# The task:
Copy each line holding the string "heading".

----------

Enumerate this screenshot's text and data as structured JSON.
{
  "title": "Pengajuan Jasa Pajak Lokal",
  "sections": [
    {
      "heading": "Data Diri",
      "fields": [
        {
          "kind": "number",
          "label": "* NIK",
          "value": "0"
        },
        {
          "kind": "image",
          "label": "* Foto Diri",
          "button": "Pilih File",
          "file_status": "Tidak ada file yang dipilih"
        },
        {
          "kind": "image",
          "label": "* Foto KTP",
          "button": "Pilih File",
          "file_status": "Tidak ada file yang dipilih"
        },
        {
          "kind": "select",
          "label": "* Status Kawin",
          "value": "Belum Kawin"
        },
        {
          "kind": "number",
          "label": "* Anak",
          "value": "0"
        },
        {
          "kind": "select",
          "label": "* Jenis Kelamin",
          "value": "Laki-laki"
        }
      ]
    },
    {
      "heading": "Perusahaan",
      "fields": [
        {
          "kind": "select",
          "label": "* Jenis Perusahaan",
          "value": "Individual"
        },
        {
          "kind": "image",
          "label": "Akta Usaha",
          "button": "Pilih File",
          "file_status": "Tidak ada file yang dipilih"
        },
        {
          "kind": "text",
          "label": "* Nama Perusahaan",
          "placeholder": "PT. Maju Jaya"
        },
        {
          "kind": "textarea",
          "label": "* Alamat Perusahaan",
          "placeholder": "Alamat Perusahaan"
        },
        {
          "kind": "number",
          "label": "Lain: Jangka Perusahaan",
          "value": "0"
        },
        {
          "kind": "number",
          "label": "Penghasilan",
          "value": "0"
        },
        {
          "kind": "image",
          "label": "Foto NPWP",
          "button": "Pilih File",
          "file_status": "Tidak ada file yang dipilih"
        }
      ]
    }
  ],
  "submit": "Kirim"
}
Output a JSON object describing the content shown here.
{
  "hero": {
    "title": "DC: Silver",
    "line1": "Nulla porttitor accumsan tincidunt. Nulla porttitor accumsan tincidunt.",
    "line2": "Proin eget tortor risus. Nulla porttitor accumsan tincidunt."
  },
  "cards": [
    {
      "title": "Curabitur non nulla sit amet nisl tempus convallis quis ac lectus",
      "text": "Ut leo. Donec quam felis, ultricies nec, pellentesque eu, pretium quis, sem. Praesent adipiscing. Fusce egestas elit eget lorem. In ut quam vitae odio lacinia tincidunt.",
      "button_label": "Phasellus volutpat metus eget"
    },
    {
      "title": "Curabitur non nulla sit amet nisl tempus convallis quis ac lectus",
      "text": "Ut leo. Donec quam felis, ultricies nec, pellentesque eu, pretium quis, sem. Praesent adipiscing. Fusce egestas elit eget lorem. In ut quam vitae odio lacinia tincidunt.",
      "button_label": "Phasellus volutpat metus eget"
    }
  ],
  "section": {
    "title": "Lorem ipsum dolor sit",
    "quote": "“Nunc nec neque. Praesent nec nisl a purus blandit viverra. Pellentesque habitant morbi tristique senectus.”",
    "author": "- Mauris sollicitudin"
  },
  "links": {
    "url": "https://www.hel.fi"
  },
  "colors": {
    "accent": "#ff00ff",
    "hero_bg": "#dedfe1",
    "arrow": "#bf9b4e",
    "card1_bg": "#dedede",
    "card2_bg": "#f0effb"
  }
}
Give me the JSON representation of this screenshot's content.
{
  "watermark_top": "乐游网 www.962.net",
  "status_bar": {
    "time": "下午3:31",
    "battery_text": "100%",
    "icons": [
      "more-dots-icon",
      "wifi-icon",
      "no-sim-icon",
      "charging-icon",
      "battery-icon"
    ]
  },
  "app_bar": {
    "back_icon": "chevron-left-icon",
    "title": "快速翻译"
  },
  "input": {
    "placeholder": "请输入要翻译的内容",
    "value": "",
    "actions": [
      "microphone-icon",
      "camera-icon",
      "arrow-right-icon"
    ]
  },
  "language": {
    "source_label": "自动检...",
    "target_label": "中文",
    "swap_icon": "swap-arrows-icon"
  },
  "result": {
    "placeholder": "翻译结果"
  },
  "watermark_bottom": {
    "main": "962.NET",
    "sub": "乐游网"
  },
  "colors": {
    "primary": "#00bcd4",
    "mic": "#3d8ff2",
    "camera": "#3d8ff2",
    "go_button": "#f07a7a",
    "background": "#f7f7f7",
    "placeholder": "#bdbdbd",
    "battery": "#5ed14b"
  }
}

----------

# Task result:
      "heading": "Data Diri",
      "heading": "Perusahaan",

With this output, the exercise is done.